Pick out each line of the records in which the word "Number" appears.

[Extracts from a graphics dataset]
----
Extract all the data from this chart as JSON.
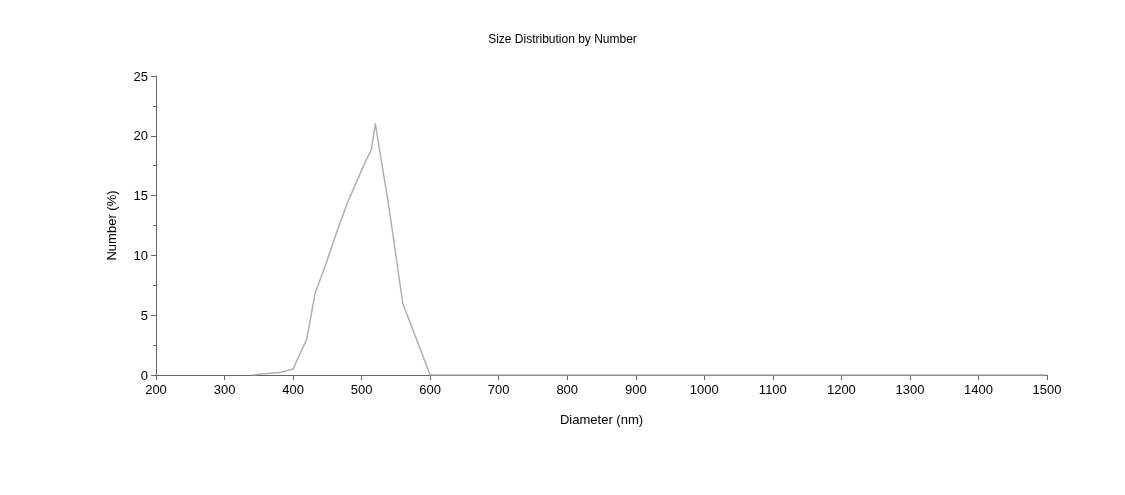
{
  "chart_data": {
    "type": "line",
    "title": "Size Distribution by Number",
    "xlabel": "Diameter (nm)",
    "ylabel": "Number (%)",
    "series": [
      {
        "color": "#b0b0b0",
        "x": [
          340,
          380,
          400,
          420,
          432,
          448,
          464,
          480,
          506,
          514,
          520,
          540,
          560,
          600,
          700,
          800,
          900,
          1000,
          1100,
          1200,
          1300,
          1400,
          1500
        ],
        "values": [
          0,
          0.2,
          0.5,
          3,
          6.8,
          9.3,
          12,
          14.5,
          17.9,
          18.8,
          21,
          14,
          6,
          0,
          0,
          0,
          0,
          0,
          0,
          0,
          0,
          0,
          0
        ]
      }
    ],
    "xlim": [
      200,
      1500
    ],
    "xticks": [
      200,
      300,
      400,
      500,
      600,
      700,
      800,
      900,
      1000,
      1100,
      1200,
      1300,
      1400,
      1500
    ],
    "ylim": [
      0,
      25
    ],
    "yticks": [
      0,
      5,
      10,
      15,
      20,
      25
    ],
    "grid": false,
    "marker": "none",
    "line_style": "solid"
  }
}
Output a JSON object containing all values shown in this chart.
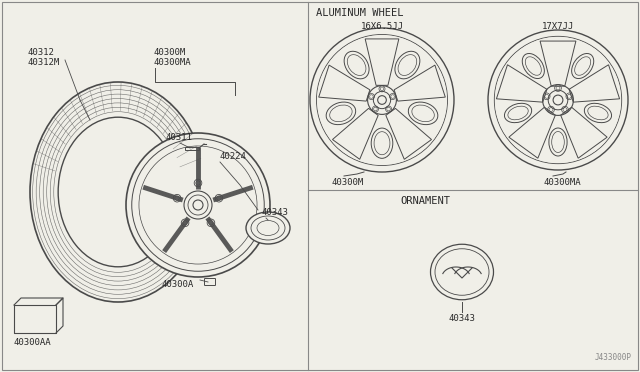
{
  "bg_color": "#f0efe8",
  "line_color": "#4a4a4a",
  "text_color": "#2a2a2a",
  "border_color": "#888888",
  "title": "ALUMINUM WHEEL",
  "subtitle2": "ORNAMENT",
  "label_16x": "16X6.5JJ",
  "label_17x": "17X7JJ",
  "part_40312": "40312",
  "part_40312M": "40312M",
  "part_40300M_top": "40300M",
  "part_40300MA_top": "40300MA",
  "part_40311": "40311",
  "part_40224": "40224",
  "part_40343_right": "40343",
  "part_40300A": "40300A",
  "part_40300AA": "40300AA",
  "part_40300M_lbl": "40300M",
  "part_40300MA_lbl": "40300MA",
  "part_40343_lbl": "40343",
  "part_j433": "J433000P"
}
----
COMPLETE RESPONSE »
    "title": "Size Distribution by Number",
    "ylabel": "Number (%)",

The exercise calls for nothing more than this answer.